■ Directive ■
Print every line of the records below verbatim, keeping each character and line break unchanged.

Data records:
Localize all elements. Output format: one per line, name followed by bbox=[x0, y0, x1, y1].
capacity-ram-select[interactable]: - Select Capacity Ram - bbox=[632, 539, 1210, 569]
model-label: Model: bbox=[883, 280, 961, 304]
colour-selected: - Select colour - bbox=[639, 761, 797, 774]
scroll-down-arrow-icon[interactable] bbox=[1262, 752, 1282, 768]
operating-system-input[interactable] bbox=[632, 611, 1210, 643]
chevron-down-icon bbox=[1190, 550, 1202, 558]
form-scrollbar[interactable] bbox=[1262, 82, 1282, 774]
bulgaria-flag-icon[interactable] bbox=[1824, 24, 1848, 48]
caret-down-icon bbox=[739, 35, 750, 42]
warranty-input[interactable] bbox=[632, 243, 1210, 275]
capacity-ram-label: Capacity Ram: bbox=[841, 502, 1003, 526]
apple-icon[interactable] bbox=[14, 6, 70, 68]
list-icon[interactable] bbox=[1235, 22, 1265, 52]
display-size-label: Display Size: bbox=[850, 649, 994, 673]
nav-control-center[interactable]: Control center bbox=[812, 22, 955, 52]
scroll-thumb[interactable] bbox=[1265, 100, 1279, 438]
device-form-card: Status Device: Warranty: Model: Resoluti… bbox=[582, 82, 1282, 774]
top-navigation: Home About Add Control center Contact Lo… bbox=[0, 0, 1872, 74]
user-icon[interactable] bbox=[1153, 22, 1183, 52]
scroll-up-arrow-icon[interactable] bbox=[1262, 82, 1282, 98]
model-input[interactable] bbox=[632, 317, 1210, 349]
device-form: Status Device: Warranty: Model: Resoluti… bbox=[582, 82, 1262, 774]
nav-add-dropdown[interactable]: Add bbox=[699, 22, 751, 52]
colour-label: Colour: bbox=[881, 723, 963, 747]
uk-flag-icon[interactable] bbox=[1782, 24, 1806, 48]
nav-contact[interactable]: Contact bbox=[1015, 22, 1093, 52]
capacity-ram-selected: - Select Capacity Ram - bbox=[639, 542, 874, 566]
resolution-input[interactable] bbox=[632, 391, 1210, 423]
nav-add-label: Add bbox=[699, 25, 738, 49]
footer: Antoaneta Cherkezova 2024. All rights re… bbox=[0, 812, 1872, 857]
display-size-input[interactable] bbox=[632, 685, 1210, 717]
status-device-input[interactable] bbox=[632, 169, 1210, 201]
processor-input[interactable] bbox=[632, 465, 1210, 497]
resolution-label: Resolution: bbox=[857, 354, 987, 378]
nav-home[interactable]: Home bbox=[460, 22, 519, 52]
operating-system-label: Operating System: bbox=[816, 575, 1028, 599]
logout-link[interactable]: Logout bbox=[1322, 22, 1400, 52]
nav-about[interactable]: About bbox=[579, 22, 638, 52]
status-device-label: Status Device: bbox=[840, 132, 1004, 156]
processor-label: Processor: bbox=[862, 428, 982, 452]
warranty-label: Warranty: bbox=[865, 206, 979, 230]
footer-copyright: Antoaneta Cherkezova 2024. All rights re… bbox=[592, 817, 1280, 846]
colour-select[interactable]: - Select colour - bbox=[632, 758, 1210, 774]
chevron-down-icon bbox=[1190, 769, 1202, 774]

■ Answer to the problem ■
Localize all elements. Output format: one per line, name followed by bbox=[x0, y0, x1, y1].
capacity-ram-select[interactable]: - Select Capacity Ram - bbox=[632, 539, 1210, 569]
model-label: Model: bbox=[883, 280, 961, 304]
colour-selected: - Select colour - bbox=[639, 761, 797, 774]
scroll-down-arrow-icon[interactable] bbox=[1262, 752, 1282, 768]
operating-system-input[interactable] bbox=[632, 611, 1210, 643]
chevron-down-icon bbox=[1190, 550, 1202, 558]
form-scrollbar[interactable] bbox=[1262, 82, 1282, 774]
bulgaria-flag-icon[interactable] bbox=[1824, 24, 1848, 48]
caret-down-icon bbox=[739, 35, 750, 42]
warranty-input[interactable] bbox=[632, 243, 1210, 275]
capacity-ram-label: Capacity Ram: bbox=[841, 502, 1003, 526]
apple-icon[interactable] bbox=[14, 6, 70, 68]
list-icon[interactable] bbox=[1235, 22, 1265, 52]
display-size-label: Display Size: bbox=[850, 649, 994, 673]
nav-control-center[interactable]: Control center bbox=[812, 22, 955, 52]
scroll-thumb[interactable] bbox=[1265, 100, 1279, 438]
device-form-card: Status Device: Warranty: Model: Resoluti… bbox=[582, 82, 1282, 774]
top-navigation: Home About Add Control center Contact Lo… bbox=[0, 0, 1872, 74]
user-icon[interactable] bbox=[1153, 22, 1183, 52]
scroll-up-arrow-icon[interactable] bbox=[1262, 82, 1282, 98]
model-input[interactable] bbox=[632, 317, 1210, 349]
device-form: Status Device: Warranty: Model: Resoluti… bbox=[582, 82, 1262, 774]
nav-add-dropdown[interactable]: Add bbox=[699, 22, 751, 52]
colour-label: Colour: bbox=[881, 723, 963, 747]
uk-flag-icon[interactable] bbox=[1782, 24, 1806, 48]
nav-contact[interactable]: Contact bbox=[1015, 22, 1093, 52]
capacity-ram-selected: - Select Capacity Ram - bbox=[639, 542, 874, 566]
resolution-input[interactable] bbox=[632, 391, 1210, 423]
nav-add-label: Add bbox=[699, 25, 738, 49]
footer: Antoaneta Cherkezova 2024. All rights re… bbox=[0, 812, 1872, 857]
display-size-input[interactable] bbox=[632, 685, 1210, 717]
status-device-input[interactable] bbox=[632, 169, 1210, 201]
processor-input[interactable] bbox=[632, 465, 1210, 497]
resolution-label: Resolution: bbox=[857, 354, 987, 378]
nav-home[interactable]: Home bbox=[460, 22, 519, 52]
operating-system-label: Operating System: bbox=[816, 575, 1028, 599]
logout-link[interactable]: Logout bbox=[1322, 22, 1400, 52]
nav-about[interactable]: About bbox=[579, 22, 638, 52]
status-device-label: Status Device: bbox=[840, 132, 1004, 156]
processor-label: Processor: bbox=[862, 428, 982, 452]
warranty-label: Warranty: bbox=[865, 206, 979, 230]
footer-copyright: Antoaneta Cherkezova 2024. All rights re… bbox=[592, 817, 1280, 846]
colour-select[interactable]: - Select colour - bbox=[632, 758, 1210, 774]
chevron-down-icon bbox=[1190, 769, 1202, 774]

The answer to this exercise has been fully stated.